**Task directions**
Locate and copy all lines bearing the word "this".

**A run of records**

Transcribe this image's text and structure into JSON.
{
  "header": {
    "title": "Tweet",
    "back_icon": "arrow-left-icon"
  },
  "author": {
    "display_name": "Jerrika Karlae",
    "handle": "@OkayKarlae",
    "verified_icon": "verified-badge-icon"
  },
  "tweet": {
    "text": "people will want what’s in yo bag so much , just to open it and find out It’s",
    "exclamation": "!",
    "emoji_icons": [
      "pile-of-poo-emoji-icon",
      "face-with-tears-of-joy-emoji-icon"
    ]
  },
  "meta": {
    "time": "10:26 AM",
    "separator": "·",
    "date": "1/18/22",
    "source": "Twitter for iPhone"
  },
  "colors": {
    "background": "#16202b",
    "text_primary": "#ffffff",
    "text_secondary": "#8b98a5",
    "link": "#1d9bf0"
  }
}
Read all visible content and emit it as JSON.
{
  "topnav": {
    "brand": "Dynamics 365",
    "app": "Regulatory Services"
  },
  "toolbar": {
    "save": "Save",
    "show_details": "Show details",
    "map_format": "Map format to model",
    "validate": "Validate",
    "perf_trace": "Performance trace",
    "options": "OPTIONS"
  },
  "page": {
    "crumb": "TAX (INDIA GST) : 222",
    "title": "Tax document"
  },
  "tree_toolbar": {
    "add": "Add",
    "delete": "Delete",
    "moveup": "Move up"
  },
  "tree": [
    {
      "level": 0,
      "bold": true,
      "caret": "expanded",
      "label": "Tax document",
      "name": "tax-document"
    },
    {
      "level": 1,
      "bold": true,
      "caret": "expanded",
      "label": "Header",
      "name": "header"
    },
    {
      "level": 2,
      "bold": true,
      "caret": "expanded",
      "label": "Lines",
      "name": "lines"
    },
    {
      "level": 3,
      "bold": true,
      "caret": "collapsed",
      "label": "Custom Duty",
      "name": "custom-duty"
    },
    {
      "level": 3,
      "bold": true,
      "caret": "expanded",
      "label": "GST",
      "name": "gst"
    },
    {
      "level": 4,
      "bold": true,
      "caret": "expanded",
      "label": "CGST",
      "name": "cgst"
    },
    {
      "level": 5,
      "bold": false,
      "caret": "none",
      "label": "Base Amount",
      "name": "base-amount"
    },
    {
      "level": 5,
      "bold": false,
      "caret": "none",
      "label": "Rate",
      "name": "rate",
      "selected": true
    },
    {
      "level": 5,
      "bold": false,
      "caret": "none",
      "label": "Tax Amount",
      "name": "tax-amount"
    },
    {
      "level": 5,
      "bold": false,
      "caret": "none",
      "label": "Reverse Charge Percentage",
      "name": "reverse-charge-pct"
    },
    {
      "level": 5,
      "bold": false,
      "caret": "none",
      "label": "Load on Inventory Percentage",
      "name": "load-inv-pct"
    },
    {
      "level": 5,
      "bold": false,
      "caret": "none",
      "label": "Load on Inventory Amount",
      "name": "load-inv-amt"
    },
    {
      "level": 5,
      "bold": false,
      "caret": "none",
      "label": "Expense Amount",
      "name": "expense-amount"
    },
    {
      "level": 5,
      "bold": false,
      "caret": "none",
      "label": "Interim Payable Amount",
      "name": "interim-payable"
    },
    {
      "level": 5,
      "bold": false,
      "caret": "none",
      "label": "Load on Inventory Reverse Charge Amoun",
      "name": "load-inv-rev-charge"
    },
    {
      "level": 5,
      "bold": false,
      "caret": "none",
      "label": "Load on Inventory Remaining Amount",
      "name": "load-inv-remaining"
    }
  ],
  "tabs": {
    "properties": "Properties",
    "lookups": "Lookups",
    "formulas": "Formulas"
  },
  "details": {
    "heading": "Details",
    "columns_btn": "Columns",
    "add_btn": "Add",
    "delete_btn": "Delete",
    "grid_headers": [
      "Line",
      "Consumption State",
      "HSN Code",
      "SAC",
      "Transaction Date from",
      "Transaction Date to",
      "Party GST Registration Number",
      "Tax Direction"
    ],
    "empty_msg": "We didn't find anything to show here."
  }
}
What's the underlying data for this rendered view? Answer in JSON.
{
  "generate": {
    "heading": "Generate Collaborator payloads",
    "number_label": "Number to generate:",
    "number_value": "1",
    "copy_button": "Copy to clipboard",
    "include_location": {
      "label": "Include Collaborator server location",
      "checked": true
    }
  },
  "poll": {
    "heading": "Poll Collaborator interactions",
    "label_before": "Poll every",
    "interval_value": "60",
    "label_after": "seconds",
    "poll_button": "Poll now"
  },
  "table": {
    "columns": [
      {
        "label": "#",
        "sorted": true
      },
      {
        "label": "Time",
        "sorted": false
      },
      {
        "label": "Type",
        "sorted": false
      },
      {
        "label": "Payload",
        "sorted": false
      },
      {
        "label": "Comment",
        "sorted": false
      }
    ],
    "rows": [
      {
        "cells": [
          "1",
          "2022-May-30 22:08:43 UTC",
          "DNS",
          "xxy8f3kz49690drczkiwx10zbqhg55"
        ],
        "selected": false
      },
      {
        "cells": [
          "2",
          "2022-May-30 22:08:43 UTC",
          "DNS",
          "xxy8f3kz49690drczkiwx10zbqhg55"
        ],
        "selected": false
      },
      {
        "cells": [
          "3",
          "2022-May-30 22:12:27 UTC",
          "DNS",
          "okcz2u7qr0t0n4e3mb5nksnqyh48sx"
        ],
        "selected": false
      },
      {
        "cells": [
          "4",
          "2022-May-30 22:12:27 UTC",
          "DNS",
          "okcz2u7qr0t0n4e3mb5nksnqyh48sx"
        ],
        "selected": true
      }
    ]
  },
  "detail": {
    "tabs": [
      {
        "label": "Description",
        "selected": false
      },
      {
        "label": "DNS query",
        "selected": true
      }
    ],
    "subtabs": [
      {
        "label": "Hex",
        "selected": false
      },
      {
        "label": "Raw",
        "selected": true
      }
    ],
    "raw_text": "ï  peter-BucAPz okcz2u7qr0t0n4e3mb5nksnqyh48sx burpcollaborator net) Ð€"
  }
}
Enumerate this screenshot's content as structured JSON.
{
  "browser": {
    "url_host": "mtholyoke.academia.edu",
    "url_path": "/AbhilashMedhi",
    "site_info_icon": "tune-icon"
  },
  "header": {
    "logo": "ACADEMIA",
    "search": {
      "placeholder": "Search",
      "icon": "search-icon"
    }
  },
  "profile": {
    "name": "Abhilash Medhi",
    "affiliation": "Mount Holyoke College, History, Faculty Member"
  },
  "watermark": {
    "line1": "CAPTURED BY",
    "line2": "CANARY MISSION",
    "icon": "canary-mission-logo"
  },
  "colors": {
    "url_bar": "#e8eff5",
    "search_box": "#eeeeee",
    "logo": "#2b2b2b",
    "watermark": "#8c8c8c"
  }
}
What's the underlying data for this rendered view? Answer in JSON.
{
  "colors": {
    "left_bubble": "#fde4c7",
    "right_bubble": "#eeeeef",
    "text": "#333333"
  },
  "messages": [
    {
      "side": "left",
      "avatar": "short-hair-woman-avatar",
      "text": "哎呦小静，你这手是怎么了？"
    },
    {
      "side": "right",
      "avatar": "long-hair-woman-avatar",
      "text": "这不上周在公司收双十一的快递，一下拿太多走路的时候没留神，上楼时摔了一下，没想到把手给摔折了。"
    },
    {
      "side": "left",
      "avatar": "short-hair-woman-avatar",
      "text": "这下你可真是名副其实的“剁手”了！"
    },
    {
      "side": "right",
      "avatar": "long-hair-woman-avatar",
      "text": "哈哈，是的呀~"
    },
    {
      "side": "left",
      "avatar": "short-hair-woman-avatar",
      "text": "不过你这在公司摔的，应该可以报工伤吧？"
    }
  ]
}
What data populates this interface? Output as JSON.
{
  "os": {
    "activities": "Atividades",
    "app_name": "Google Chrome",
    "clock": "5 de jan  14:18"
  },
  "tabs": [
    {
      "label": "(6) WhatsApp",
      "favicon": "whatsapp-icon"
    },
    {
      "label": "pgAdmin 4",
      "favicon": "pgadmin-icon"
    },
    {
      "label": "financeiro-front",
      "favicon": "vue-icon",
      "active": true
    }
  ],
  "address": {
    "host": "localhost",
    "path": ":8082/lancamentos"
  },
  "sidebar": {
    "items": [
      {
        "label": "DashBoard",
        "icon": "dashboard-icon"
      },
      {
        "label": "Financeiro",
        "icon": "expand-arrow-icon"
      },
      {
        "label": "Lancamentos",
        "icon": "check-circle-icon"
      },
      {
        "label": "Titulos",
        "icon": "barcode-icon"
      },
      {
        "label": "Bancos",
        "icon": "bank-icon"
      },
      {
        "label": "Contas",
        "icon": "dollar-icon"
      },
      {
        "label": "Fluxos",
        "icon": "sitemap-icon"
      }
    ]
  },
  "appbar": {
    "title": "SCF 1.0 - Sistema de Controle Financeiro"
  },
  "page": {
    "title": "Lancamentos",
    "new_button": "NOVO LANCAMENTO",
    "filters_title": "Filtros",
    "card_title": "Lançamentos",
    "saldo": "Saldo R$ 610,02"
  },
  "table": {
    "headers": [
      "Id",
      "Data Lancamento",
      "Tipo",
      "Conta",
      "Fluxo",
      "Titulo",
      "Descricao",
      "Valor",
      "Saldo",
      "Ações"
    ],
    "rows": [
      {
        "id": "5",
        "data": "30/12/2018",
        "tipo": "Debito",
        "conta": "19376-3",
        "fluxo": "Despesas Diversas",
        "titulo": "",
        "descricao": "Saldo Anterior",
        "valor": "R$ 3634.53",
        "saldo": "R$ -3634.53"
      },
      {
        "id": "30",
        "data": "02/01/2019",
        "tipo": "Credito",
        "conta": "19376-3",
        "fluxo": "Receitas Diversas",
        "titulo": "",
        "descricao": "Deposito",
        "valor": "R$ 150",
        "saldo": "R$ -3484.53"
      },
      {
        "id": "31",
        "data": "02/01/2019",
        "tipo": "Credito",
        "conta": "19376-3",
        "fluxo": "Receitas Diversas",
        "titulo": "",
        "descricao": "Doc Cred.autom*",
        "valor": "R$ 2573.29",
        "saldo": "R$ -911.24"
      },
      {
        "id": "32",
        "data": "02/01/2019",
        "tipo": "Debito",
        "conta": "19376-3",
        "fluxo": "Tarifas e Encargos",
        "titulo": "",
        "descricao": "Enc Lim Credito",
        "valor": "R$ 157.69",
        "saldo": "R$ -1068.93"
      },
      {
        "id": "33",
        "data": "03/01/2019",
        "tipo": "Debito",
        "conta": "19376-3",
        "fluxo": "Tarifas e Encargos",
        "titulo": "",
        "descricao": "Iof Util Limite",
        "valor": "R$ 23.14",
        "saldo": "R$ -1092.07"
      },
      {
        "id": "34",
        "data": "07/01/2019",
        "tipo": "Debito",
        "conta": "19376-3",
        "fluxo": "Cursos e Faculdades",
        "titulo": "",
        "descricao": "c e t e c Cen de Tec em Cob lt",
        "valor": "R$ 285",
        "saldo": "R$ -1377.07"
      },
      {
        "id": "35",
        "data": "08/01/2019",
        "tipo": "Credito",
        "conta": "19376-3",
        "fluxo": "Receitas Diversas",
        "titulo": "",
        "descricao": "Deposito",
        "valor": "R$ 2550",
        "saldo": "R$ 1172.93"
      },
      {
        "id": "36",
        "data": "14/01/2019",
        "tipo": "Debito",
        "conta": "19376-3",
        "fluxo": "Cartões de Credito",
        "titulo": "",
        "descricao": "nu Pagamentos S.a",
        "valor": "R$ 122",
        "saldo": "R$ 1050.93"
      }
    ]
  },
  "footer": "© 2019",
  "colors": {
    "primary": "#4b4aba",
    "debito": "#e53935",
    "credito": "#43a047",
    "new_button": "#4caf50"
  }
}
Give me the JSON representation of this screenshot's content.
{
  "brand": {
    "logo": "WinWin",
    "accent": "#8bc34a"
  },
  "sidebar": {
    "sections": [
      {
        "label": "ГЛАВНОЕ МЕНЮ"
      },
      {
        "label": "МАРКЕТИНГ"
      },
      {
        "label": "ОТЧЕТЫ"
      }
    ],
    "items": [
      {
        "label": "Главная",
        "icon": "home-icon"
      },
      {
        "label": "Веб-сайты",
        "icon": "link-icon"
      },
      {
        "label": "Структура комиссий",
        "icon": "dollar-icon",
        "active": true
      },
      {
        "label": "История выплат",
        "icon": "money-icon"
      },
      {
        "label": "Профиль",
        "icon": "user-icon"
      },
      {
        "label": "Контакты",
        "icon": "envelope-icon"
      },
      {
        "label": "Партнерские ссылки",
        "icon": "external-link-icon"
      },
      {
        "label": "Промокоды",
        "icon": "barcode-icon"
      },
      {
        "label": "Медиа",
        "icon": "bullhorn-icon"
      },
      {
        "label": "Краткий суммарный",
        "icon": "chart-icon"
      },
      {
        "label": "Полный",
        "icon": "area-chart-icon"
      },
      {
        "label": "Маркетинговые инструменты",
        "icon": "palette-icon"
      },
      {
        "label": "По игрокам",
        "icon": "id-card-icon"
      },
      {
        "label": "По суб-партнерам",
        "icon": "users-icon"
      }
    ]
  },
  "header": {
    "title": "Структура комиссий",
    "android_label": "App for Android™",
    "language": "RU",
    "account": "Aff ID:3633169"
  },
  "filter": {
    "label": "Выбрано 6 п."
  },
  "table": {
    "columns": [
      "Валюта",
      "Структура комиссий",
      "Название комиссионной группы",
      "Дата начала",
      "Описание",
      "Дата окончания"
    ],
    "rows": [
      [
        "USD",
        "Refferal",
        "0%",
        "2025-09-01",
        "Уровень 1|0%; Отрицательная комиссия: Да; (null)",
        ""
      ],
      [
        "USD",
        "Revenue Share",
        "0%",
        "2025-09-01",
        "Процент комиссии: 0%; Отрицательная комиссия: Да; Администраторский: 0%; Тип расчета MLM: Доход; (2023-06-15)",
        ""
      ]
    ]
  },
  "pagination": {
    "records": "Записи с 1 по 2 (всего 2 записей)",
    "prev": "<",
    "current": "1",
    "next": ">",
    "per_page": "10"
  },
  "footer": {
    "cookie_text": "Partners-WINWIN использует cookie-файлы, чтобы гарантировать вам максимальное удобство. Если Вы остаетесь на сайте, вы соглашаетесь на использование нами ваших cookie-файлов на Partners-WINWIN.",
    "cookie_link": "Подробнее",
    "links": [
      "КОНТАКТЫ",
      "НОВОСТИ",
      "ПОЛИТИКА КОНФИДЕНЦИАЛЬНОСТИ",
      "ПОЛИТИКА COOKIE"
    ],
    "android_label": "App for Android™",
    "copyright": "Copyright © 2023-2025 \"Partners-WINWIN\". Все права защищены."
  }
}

**Complete answer**
Transcribe this image's text and structure into JSON.
What's the underlying data for this rendered view? Answer in JSON.
Enumerate this screenshot's content as structured JSON.
What's the underlying data for this rendered view? Answer in JSON.
What data populates this interface? Output as JSON.
Give me the JSON representation of this screenshot's content.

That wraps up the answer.